- Set problem:
Return each line of the records holding the string "duration".
--
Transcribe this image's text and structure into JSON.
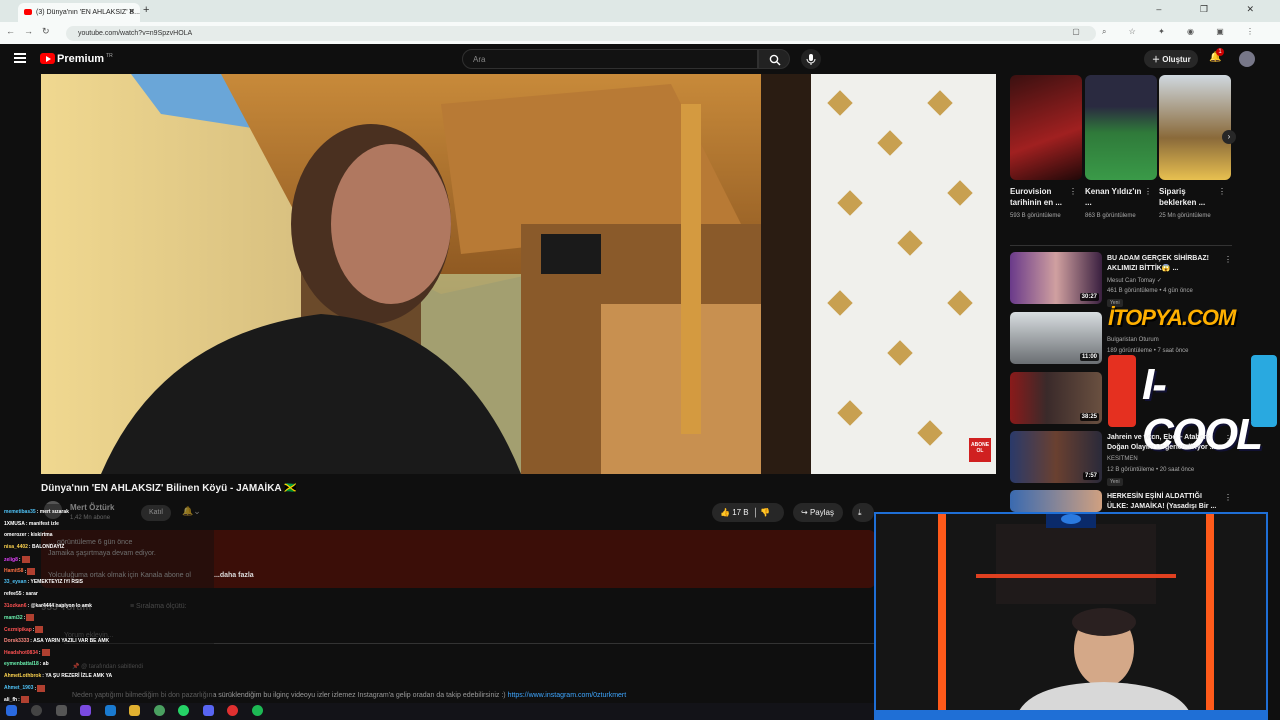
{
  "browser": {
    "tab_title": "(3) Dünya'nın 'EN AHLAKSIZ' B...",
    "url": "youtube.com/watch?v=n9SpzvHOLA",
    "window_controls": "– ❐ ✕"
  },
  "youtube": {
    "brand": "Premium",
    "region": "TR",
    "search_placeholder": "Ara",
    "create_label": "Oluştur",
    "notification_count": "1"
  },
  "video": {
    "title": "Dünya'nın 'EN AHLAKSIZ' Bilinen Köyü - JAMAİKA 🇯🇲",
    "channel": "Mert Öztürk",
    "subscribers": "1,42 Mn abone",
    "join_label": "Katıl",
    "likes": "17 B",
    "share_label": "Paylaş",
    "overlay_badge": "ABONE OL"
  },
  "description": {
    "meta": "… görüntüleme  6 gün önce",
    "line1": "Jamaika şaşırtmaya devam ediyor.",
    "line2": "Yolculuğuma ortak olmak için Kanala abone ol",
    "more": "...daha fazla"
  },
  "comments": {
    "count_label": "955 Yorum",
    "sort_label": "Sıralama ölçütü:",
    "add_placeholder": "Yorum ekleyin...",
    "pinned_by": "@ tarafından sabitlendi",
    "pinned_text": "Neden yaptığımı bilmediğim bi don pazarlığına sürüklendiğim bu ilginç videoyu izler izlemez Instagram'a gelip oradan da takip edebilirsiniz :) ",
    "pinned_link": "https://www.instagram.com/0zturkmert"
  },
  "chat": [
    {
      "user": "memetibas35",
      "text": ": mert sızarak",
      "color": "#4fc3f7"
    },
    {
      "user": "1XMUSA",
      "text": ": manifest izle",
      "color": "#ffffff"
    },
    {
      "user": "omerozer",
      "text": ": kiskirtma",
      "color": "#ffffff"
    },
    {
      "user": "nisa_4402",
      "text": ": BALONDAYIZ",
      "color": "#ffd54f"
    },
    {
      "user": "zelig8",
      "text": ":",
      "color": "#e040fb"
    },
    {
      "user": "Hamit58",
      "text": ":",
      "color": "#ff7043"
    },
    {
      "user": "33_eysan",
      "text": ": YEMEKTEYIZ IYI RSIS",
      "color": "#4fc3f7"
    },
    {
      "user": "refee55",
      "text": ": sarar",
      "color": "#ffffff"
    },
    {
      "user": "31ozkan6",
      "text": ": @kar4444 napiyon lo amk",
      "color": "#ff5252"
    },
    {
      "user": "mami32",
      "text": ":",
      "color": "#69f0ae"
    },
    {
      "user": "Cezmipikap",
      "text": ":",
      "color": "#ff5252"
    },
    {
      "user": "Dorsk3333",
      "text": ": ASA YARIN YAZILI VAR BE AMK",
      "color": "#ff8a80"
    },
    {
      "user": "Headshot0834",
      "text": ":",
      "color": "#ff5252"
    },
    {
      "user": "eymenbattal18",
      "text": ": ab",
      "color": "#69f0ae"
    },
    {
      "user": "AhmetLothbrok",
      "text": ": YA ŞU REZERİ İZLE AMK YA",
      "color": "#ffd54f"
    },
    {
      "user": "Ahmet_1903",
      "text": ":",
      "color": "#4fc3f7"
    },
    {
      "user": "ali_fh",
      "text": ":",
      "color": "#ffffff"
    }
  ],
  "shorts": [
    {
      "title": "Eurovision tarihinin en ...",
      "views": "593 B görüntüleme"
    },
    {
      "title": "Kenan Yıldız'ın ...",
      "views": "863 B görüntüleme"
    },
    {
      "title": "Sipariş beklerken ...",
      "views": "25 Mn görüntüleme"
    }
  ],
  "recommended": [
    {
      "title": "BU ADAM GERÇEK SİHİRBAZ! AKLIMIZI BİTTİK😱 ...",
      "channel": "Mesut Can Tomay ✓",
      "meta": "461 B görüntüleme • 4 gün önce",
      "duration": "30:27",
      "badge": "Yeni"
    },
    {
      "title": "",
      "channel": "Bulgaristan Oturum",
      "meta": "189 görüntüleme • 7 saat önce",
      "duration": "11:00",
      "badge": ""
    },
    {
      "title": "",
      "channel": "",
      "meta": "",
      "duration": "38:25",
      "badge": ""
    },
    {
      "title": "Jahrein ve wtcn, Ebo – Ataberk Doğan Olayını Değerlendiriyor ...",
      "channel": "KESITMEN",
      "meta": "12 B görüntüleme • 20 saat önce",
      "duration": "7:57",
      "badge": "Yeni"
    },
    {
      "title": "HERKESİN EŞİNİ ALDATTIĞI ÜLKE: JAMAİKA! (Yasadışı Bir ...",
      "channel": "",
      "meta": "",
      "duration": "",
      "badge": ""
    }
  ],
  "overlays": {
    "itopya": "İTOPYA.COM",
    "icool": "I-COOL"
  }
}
--
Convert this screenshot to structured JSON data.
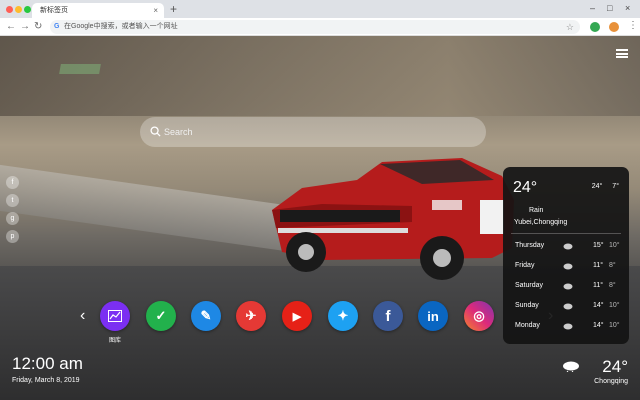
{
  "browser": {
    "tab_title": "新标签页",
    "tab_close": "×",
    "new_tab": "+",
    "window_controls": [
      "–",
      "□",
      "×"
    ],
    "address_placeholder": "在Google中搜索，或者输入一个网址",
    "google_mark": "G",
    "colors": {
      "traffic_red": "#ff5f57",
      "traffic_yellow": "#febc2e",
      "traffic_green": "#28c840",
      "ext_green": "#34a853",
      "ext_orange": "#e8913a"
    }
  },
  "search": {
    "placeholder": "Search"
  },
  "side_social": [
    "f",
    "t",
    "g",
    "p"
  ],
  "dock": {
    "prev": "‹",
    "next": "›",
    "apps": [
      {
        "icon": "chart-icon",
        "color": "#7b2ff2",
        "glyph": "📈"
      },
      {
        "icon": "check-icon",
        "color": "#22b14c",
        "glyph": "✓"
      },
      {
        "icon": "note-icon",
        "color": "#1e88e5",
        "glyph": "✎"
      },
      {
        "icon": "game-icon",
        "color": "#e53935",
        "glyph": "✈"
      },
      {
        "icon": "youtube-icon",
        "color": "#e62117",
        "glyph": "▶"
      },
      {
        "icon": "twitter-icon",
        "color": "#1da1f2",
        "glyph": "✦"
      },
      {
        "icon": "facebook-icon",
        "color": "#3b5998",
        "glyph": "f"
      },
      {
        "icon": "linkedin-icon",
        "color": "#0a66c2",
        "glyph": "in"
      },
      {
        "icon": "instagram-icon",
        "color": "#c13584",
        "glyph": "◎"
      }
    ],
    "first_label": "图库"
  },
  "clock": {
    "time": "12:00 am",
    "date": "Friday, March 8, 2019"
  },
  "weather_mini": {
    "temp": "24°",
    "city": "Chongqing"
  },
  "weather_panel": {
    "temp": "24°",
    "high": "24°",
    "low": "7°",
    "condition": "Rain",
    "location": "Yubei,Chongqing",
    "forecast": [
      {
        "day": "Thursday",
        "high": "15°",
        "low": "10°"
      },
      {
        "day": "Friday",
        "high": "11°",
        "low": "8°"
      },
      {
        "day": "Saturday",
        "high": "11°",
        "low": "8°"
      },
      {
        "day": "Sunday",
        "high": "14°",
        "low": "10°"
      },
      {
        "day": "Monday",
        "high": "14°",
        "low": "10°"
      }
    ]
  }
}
--
- Exercise result:
      "duration": "30:27",
      "duration": "11:00",
      "duration": "38:25",
      "duration": "7:57",
      "duration": "",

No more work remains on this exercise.